### Goal of the exercise
The data below needs to be returned exactly, line for line.

(Figure record listings)

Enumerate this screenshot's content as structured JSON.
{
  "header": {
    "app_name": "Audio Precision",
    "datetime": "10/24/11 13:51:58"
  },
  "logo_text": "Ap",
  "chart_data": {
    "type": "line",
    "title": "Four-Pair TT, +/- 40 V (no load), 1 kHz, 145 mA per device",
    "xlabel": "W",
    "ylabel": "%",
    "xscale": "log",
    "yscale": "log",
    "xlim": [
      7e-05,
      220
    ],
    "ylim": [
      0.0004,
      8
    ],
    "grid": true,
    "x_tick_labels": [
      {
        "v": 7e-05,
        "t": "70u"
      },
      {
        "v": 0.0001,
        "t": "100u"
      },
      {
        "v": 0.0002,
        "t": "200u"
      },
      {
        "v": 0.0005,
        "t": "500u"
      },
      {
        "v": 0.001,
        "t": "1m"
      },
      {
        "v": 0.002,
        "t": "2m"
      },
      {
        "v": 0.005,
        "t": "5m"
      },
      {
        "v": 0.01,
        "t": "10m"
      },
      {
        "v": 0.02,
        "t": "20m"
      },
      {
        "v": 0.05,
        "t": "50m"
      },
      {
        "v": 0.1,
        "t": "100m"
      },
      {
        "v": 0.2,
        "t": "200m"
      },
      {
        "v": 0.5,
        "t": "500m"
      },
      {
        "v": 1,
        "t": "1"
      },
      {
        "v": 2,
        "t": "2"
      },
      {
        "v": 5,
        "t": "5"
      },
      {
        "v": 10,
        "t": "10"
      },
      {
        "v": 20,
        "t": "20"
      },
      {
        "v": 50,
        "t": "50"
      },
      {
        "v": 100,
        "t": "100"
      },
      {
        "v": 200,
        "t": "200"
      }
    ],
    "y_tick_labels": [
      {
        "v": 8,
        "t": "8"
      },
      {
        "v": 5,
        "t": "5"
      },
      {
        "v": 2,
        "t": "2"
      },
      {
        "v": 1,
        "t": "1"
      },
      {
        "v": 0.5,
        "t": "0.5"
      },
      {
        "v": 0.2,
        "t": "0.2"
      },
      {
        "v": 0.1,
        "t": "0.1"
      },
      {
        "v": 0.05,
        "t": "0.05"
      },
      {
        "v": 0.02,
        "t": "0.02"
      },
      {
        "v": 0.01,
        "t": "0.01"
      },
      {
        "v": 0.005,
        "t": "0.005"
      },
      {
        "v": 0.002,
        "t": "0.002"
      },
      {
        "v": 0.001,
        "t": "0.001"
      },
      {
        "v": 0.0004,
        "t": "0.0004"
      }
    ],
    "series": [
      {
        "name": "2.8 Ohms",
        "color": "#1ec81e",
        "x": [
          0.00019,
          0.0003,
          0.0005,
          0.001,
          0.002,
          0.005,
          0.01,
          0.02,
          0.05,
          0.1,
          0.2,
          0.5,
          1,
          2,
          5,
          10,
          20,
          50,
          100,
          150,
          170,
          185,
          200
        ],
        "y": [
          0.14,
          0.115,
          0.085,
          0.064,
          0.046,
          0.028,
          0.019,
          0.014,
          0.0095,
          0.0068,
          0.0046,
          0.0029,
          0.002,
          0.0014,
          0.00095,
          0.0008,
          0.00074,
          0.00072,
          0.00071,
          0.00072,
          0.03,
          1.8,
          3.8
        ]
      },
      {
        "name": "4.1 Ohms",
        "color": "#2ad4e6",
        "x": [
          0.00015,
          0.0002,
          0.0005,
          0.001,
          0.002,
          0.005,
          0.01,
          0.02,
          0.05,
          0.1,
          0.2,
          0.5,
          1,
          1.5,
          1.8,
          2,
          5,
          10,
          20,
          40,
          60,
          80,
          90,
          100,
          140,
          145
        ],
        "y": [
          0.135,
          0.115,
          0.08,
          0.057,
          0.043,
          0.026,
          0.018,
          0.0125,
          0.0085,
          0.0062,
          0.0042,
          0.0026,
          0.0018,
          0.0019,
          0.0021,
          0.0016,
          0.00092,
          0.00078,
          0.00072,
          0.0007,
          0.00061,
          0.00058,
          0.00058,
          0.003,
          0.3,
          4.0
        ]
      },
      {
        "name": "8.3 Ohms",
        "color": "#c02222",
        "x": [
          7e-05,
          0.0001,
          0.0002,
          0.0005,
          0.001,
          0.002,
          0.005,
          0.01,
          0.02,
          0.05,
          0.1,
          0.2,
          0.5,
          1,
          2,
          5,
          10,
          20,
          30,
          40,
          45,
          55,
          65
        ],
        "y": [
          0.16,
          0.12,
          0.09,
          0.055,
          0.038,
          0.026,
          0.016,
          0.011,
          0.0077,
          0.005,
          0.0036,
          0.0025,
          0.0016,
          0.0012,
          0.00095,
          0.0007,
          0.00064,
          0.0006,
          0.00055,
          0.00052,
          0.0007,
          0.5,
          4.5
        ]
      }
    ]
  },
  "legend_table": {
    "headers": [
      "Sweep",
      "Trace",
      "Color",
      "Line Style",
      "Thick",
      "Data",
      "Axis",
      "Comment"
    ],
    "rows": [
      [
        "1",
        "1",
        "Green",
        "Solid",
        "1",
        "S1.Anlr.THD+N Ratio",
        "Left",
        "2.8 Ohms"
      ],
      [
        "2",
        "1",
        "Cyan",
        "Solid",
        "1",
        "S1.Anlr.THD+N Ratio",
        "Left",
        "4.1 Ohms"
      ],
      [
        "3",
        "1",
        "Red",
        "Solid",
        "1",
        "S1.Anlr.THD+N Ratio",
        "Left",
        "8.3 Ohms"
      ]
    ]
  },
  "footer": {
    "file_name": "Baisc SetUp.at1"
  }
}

### Output for this exercise
Enumerate this screenshot's content as structured JSON.
{
  "header": {
    "app_name": "Audio Precision",
    "datetime": "10/24/11 13:51:58"
  },
  "logo_text": "Ap",
  "chart_data": {
    "type": "line",
    "title": "Four-Pair TT, +/- 40 V (no load), 1 kHz, 145 mA per device",
    "xlabel": "W",
    "ylabel": "%",
    "xscale": "log",
    "yscale": "log",
    "xlim": [
      7e-05,
      220
    ],
    "ylim": [
      0.0004,
      8
    ],
    "grid": true,
    "x_tick_labels": [
      {
        "v": 7e-05,
        "t": "70u"
      },
      {
        "v": 0.0001,
        "t": "100u"
      },
      {
        "v": 0.0002,
        "t": "200u"
      },
      {
        "v": 0.0005,
        "t": "500u"
      },
      {
        "v": 0.001,
        "t": "1m"
      },
      {
        "v": 0.002,
        "t": "2m"
      },
      {
        "v": 0.005,
        "t": "5m"
      },
      {
        "v": 0.01,
        "t": "10m"
      },
      {
        "v": 0.02,
        "t": "20m"
      },
      {
        "v": 0.05,
        "t": "50m"
      },
      {
        "v": 0.1,
        "t": "100m"
      },
      {
        "v": 0.2,
        "t": "200m"
      },
      {
        "v": 0.5,
        "t": "500m"
      },
      {
        "v": 1,
        "t": "1"
      },
      {
        "v": 2,
        "t": "2"
      },
      {
        "v": 5,
        "t": "5"
      },
      {
        "v": 10,
        "t": "10"
      },
      {
        "v": 20,
        "t": "20"
      },
      {
        "v": 50,
        "t": "50"
      },
      {
        "v": 100,
        "t": "100"
      },
      {
        "v": 200,
        "t": "200"
      }
    ],
    "y_tick_labels": [
      {
        "v": 8,
        "t": "8"
      },
      {
        "v": 5,
        "t": "5"
      },
      {
        "v": 2,
        "t": "2"
      },
      {
        "v": 1,
        "t": "1"
      },
      {
        "v": 0.5,
        "t": "0.5"
      },
      {
        "v": 0.2,
        "t": "0.2"
      },
      {
        "v": 0.1,
        "t": "0.1"
      },
      {
        "v": 0.05,
        "t": "0.05"
      },
      {
        "v": 0.02,
        "t": "0.02"
      },
      {
        "v": 0.01,
        "t": "0.01"
      },
      {
        "v": 0.005,
        "t": "0.005"
      },
      {
        "v": 0.002,
        "t": "0.002"
      },
      {
        "v": 0.001,
        "t": "0.001"
      },
      {
        "v": 0.0004,
        "t": "0.0004"
      }
    ],
    "series": [
      {
        "name": "2.8 Ohms",
        "color": "#1ec81e",
        "x": [
          0.00019,
          0.0003,
          0.0005,
          0.001,
          0.002,
          0.005,
          0.01,
          0.02,
          0.05,
          0.1,
          0.2,
          0.5,
          1,
          2,
          5,
          10,
          20,
          50,
          100,
          150,
          170,
          185,
          200
        ],
        "y": [
          0.14,
          0.115,
          0.085,
          0.064,
          0.046,
          0.028,
          0.019,
          0.014,
          0.0095,
          0.0068,
          0.0046,
          0.0029,
          0.002,
          0.0014,
          0.00095,
          0.0008,
          0.00074,
          0.00072,
          0.00071,
          0.00072,
          0.03,
          1.8,
          3.8
        ]
      },
      {
        "name": "4.1 Ohms",
        "color": "#2ad4e6",
        "x": [
          0.00015,
          0.0002,
          0.0005,
          0.001,
          0.002,
          0.005,
          0.01,
          0.02,
          0.05,
          0.1,
          0.2,
          0.5,
          1,
          1.5,
          1.8,
          2,
          5,
          10,
          20,
          40,
          60,
          80,
          90,
          100,
          140,
          145
        ],
        "y": [
          0.135,
          0.115,
          0.08,
          0.057,
          0.043,
          0.026,
          0.018,
          0.0125,
          0.0085,
          0.0062,
          0.0042,
          0.0026,
          0.0018,
          0.0019,
          0.0021,
          0.0016,
          0.00092,
          0.00078,
          0.00072,
          0.0007,
          0.00061,
          0.00058,
          0.00058,
          0.003,
          0.3,
          4.0
        ]
      },
      {
        "name": "8.3 Ohms",
        "color": "#c02222",
        "x": [
          7e-05,
          0.0001,
          0.0002,
          0.0005,
          0.001,
          0.002,
          0.005,
          0.01,
          0.02,
          0.05,
          0.1,
          0.2,
          0.5,
          1,
          2,
          5,
          10,
          20,
          30,
          40,
          45,
          55,
          65
        ],
        "y": [
          0.16,
          0.12,
          0.09,
          0.055,
          0.038,
          0.026,
          0.016,
          0.011,
          0.0077,
          0.005,
          0.0036,
          0.0025,
          0.0016,
          0.0012,
          0.00095,
          0.0007,
          0.00064,
          0.0006,
          0.00055,
          0.00052,
          0.0007,
          0.5,
          4.5
        ]
      }
    ]
  },
  "legend_table": {
    "headers": [
      "Sweep",
      "Trace",
      "Color",
      "Line Style",
      "Thick",
      "Data",
      "Axis",
      "Comment"
    ],
    "rows": [
      [
        "1",
        "1",
        "Green",
        "Solid",
        "1",
        "S1.Anlr.THD+N Ratio",
        "Left",
        "2.8 Ohms"
      ],
      [
        "2",
        "1",
        "Cyan",
        "Solid",
        "1",
        "S1.Anlr.THD+N Ratio",
        "Left",
        "4.1 Ohms"
      ],
      [
        "3",
        "1",
        "Red",
        "Solid",
        "1",
        "S1.Anlr.THD+N Ratio",
        "Left",
        "8.3 Ohms"
      ]
    ]
  },
  "footer": {
    "file_name": "Baisc SetUp.at1"
  }
}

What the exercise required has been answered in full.